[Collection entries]
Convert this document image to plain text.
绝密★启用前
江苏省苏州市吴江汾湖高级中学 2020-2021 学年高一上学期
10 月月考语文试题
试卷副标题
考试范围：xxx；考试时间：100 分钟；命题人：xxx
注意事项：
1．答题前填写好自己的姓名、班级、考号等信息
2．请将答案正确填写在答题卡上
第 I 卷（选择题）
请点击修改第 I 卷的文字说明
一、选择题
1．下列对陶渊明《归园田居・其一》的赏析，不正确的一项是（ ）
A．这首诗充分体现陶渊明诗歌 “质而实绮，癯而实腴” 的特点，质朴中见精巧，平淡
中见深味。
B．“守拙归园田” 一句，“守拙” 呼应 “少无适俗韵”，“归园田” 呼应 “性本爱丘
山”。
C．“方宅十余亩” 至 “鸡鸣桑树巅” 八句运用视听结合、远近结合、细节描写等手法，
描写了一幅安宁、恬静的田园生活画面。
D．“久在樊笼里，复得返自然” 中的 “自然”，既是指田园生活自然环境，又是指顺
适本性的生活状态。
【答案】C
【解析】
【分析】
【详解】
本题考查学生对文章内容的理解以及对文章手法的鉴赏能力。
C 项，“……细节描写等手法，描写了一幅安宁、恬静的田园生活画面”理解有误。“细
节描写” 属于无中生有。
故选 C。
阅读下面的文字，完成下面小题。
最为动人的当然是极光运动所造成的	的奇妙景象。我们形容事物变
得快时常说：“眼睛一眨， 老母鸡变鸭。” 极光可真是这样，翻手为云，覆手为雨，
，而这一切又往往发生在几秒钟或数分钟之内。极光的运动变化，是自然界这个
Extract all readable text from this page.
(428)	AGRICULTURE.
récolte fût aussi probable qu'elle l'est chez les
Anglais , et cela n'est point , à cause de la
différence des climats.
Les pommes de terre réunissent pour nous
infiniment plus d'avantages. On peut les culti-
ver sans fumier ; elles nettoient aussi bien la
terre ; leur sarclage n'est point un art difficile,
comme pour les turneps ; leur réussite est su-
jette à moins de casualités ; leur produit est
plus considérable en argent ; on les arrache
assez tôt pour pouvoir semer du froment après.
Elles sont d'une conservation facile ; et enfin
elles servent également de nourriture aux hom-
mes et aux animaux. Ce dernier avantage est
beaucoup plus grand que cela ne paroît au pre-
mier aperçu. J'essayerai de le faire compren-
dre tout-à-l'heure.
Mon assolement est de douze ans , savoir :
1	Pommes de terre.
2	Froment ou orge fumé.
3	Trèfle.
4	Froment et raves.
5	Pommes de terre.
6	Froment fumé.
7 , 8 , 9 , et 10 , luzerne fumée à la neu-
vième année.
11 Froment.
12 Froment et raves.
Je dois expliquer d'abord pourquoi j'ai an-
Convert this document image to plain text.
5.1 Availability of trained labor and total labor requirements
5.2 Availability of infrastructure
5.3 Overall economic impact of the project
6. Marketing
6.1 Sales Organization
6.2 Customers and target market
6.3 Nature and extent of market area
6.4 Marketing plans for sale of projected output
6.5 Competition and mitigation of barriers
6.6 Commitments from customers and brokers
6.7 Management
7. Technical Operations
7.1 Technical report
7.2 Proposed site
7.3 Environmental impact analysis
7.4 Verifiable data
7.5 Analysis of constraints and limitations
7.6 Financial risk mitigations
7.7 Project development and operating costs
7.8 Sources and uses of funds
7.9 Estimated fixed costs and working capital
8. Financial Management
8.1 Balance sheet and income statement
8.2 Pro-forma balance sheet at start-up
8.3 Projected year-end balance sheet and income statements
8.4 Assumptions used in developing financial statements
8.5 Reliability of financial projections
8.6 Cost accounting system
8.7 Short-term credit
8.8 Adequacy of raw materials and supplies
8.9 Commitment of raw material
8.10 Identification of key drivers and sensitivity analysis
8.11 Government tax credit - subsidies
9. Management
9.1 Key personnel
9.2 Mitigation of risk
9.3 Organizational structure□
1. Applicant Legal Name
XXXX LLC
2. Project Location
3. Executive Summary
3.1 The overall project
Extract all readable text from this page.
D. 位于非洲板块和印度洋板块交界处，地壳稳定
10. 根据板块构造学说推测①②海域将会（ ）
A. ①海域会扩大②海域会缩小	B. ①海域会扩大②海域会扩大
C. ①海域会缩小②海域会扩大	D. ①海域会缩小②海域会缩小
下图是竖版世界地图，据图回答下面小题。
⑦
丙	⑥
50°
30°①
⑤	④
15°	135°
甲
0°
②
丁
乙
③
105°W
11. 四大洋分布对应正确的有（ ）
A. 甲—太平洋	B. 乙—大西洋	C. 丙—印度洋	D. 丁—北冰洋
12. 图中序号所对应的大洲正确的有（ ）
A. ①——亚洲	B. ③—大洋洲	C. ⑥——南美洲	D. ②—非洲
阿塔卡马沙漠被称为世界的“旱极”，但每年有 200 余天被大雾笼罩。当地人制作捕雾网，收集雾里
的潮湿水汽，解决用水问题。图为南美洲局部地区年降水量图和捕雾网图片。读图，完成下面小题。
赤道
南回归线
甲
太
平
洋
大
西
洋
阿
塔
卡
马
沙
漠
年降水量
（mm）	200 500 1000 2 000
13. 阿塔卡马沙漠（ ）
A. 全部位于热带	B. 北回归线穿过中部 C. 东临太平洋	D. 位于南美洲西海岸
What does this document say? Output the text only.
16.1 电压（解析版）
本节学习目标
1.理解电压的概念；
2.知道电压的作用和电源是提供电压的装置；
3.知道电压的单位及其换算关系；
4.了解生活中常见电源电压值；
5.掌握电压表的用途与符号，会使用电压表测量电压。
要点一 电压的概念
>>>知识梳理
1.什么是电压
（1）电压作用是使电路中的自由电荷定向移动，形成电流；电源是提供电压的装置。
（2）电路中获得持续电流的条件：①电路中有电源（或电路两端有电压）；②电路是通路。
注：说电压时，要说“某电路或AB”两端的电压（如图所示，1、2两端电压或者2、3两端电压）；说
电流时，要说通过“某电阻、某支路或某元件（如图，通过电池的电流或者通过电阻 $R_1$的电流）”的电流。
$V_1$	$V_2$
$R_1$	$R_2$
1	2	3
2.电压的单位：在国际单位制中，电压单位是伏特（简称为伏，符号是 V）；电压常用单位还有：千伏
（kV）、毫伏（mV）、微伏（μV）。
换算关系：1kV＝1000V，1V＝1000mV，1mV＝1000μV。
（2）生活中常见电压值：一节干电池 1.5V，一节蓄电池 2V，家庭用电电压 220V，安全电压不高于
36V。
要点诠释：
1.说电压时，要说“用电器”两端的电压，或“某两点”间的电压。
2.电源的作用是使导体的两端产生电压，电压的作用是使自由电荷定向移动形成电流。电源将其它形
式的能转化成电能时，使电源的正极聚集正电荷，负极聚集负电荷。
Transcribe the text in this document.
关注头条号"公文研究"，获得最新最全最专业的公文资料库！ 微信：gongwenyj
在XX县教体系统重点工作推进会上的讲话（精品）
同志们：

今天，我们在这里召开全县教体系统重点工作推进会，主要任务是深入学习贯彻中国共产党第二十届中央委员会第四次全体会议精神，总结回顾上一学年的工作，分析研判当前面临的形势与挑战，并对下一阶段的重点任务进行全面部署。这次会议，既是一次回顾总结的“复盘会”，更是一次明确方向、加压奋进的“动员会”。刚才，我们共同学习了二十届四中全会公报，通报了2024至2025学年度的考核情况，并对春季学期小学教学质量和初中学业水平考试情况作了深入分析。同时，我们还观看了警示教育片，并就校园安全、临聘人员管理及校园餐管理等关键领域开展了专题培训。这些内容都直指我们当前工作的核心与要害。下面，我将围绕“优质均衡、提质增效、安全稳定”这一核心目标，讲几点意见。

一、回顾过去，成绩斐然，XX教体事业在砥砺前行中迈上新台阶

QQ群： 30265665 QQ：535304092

_Directions for this task_
Reproduce each entry from the records above, character for character.

_Result of this task_
Convert this document image to plain text.
绝密★启用前
江苏省苏州市吴江汾湖高级中学 2020-2021 学年高一上学期
10 月月考语文试题
试卷副标题
考试范围：xxx；考试时间：100 分钟；命题人：xxx
注意事项：
1．答题前填写好自己的姓名、班级、考号等信息
2．请将答案正确填写在答题卡上
第 I 卷（选择题）
请点击修改第 I 卷的文字说明
一、选择题
1．下列对陶渊明《归园田居・其一》的赏析，不正确的一项是（ ）
A．这首诗充分体现陶渊明诗歌 “质而实绮，癯而实腴” 的特点，质朴中见精巧，平淡
中见深味。
B．“守拙归园田” 一句，“守拙” 呼应 “少无适俗韵”，“归园田” 呼应 “性本爱丘
山”。
C．“方宅十余亩” 至 “鸡鸣桑树巅” 八句运用视听结合、远近结合、细节描写等手法，
描写了一幅安宁、恬静的田园生活画面。
D．“久在樊笼里，复得返自然” 中的 “自然”，既是指田园生活自然环境，又是指顺
适本性的生活状态。
【答案】C
【解析】
【分析】
【详解】
本题考查学生对文章内容的理解以及对文章手法的鉴赏能力。
C 项，“……细节描写等手法，描写了一幅安宁、恬静的田园生活画面”理解有误。“细
节描写” 属于无中生有。
故选 C。
阅读下面的文字，完成下面小题。
最为动人的当然是极光运动所造成的	的奇妙景象。我们形容事物变
得快时常说：“眼睛一眨， 老母鸡变鸭。” 极光可真是这样，翻手为云，覆手为雨，
，而这一切又往往发生在几秒钟或数分钟之内。极光的运动变化，是自然界这个
Extract all readable text from this page.
(428)	AGRICULTURE.
récolte fût aussi probable qu'elle l'est chez les
Anglais , et cela n'est point , à cause de la
différence des climats.
Les pommes de terre réunissent pour nous
infiniment plus d'avantages. On peut les culti-
ver sans fumier ; elles nettoient aussi bien la
terre ; leur sarclage n'est point un art difficile,
comme pour les turneps ; leur réussite est su-
jette à moins de casualités ; leur produit est
plus considérable en argent ; on les arrache
assez tôt pour pouvoir semer du froment après.
Elles sont d'une conservation facile ; et enfin
elles servent également de nourriture aux hom-
mes et aux animaux. Ce dernier avantage est
beaucoup plus grand que cela ne paroît au pre-
mier aperçu. J'essayerai de le faire compren-
dre tout-à-l'heure.
Mon assolement est de douze ans , savoir :
1	Pommes de terre.
2	Froment ou orge fumé.
3	Trèfle.
4	Froment et raves.
5	Pommes de terre.
6	Froment fumé.
7 , 8 , 9 , et 10 , luzerne fumée à la neu-
vième année.
11 Froment.
12 Froment et raves.
Je dois expliquer d'abord pourquoi j'ai an-
Convert this document image to plain text.
5.1 Availability of trained labor and total labor requirements
5.2 Availability of infrastructure
5.3 Overall economic impact of the project
6. Marketing
6.1 Sales Organization
6.2 Customers and target market
6.3 Nature and extent of market area
6.4 Marketing plans for sale of projected output
6.5 Competition and mitigation of barriers
6.6 Commitments from customers and brokers
6.7 Management
7. Technical Operations
7.1 Technical report
7.2 Proposed site
7.3 Environmental impact analysis
7.4 Verifiable data
7.5 Analysis of constraints and limitations
7.6 Financial risk mitigations
7.7 Project development and operating costs
7.8 Sources and uses of funds
7.9 Estimated fixed costs and working capital
8. Financial Management
8.1 Balance sheet and income statement
8.2 Pro-forma balance sheet at start-up
8.3 Projected year-end balance sheet and income statements
8.4 Assumptions used in developing financial statements
8.5 Reliability of financial projections
8.6 Cost accounting system
8.7 Short-term credit
8.8 Adequacy of raw materials and supplies
8.9 Commitment of raw material
8.10 Identification of key drivers and sensitivity analysis
8.11 Government tax credit - subsidies
9. Management
9.1 Key personnel
9.2 Mitigation of risk
9.3 Organizational structure□
1. Applicant Legal Name
XXXX LLC
2. Project Location
3. Executive Summary
3.1 The overall project
Extract all readable text from this page.
D. 位于非洲板块和印度洋板块交界处，地壳稳定
10. 根据板块构造学说推测①②海域将会（ ）
A. ①海域会扩大②海域会缩小	B. ①海域会扩大②海域会扩大
C. ①海域会缩小②海域会扩大	D. ①海域会缩小②海域会缩小
下图是竖版世界地图，据图回答下面小题。
⑦
丙	⑥
50°
30°①
⑤	④
15°	135°
甲
0°
②
丁
乙
③
105°W
11. 四大洋分布对应正确的有（ ）
A. 甲—太平洋	B. 乙—大西洋	C. 丙—印度洋	D. 丁—北冰洋
12. 图中序号所对应的大洲正确的有（ ）
A. ①——亚洲	B. ③—大洋洲	C. ⑥——南美洲	D. ②—非洲
阿塔卡马沙漠被称为世界的“旱极”，但每年有 200 余天被大雾笼罩。当地人制作捕雾网，收集雾里
的潮湿水汽，解决用水问题。图为南美洲局部地区年降水量图和捕雾网图片。读图，完成下面小题。
赤道
南回归线
甲
太
平
洋
大
西
洋
阿
塔
卡
马
沙
漠
年降水量
（mm）	200 500 1000 2 000
13. 阿塔卡马沙漠（ ）
A. 全部位于热带	B. 北回归线穿过中部 C. 东临太平洋	D. 位于南美洲西海岸
What does this document say? Output the text only.
16.1 电压（解析版）
本节学习目标
1.理解电压的概念；
2.知道电压的作用和电源是提供电压的装置；
3.知道电压的单位及其换算关系；
4.了解生活中常见电源电压值；
5.掌握电压表的用途与符号，会使用电压表测量电压。
要点一 电压的概念
>>>知识梳理
1.什么是电压
（1）电压作用是使电路中的自由电荷定向移动，形成电流；电源是提供电压的装置。
（2）电路中获得持续电流的条件：①电路中有电源（或电路两端有电压）；②电路是通路。
注：说电压时，要说“某电路或AB”两端的电压（如图所示，1、2两端电压或者2、3两端电压）；说
电流时，要说通过“某电阻、某支路或某元件（如图，通过电池的电流或者通过电阻 $R_1$的电流）”的电流。
$V_1$	$V_2$
$R_1$	$R_2$
1	2	3
2.电压的单位：在国际单位制中，电压单位是伏特（简称为伏，符号是 V）；电压常用单位还有：千伏
（kV）、毫伏（mV）、微伏（μV）。
换算关系：1kV＝1000V，1V＝1000mV，1mV＝1000μV。
（2）生活中常见电压值：一节干电池 1.5V，一节蓄电池 2V，家庭用电电压 220V，安全电压不高于
36V。
要点诠释：
1.说电压时，要说“用电器”两端的电压，或“某两点”间的电压。
2.电源的作用是使导体的两端产生电压，电压的作用是使自由电荷定向移动形成电流。电源将其它形
式的能转化成电能时，使电源的正极聚集正电荷，负极聚集负电荷。
Transcribe the text in this document.
关注头条号"公文研究"，获得最新最全最专业的公文资料库！ 微信：gongwenyj
在XX县教体系统重点工作推进会上的讲话（精品）
同志们：

今天，我们在这里召开全县教体系统重点工作推进会，主要任务是深入学习贯彻中国共产党第二十届中央委员会第四次全体会议精神，总结回顾上一学年的工作，分析研判当前面临的形势与挑战，并对下一阶段的重点任务进行全面部署。这次会议，既是一次回顾总结的“复盘会”，更是一次明确方向、加压奋进的“动员会”。刚才，我们共同学习了二十届四中全会公报，通报了2024至2025学年度的考核情况，并对春季学期小学教学质量和初中学业水平考试情况作了深入分析。同时，我们还观看了警示教育片，并就校园安全、临聘人员管理及校园餐管理等关键领域开展了专题培训。这些内容都直指我们当前工作的核心与要害。下面，我将围绕“优质均衡、提质增效、安全稳定”这一核心目标，讲几点意见。

一、回顾过去，成绩斐然，XX教体事业在砥砺前行中迈上新台阶

QQ群： 30265665 QQ：535304092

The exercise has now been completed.